[Stored entries]
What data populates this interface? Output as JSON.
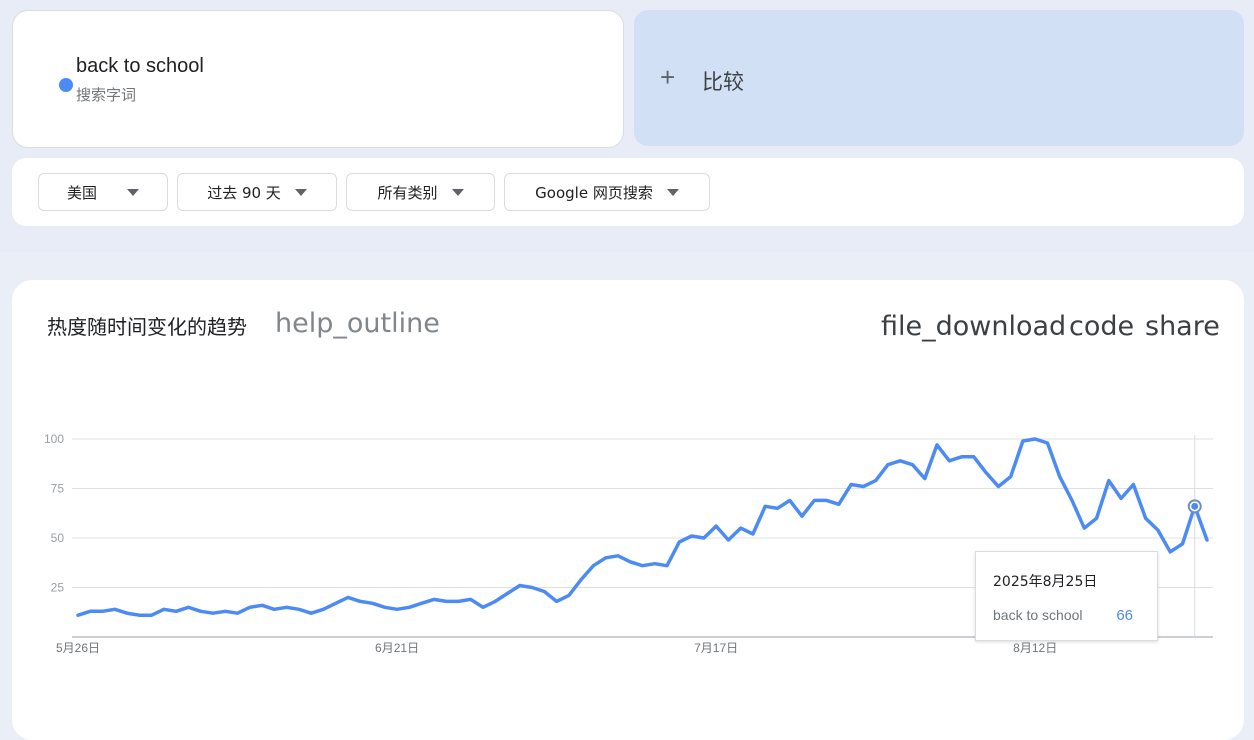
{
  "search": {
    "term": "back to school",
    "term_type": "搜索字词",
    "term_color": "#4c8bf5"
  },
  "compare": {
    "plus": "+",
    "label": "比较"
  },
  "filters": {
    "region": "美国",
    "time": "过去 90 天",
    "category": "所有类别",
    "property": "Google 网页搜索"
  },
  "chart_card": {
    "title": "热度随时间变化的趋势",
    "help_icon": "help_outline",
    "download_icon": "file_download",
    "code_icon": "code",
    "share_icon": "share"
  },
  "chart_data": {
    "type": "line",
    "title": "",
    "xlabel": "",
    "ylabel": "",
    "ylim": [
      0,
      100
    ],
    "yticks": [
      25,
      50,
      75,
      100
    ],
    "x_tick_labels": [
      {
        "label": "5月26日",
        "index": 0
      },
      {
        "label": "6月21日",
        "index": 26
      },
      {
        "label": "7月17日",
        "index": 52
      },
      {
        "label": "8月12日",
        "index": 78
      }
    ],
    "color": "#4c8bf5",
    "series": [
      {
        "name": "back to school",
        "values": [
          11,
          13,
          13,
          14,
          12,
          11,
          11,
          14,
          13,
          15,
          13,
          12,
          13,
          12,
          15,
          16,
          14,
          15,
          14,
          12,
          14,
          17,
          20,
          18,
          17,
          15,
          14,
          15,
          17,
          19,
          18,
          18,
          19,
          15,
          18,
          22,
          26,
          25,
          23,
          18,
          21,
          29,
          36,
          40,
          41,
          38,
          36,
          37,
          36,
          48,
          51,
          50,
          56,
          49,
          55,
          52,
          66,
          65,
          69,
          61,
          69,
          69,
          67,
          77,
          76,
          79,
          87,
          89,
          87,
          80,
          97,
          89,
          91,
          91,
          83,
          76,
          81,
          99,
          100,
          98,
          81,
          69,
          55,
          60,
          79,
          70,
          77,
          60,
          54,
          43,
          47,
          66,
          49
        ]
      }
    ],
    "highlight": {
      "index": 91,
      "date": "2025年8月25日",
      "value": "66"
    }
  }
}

-- What is required --
Pull out all lines from the entries above that include the word "back".

-- Correct response --
    "term": "back to school",
        "name": "back to school",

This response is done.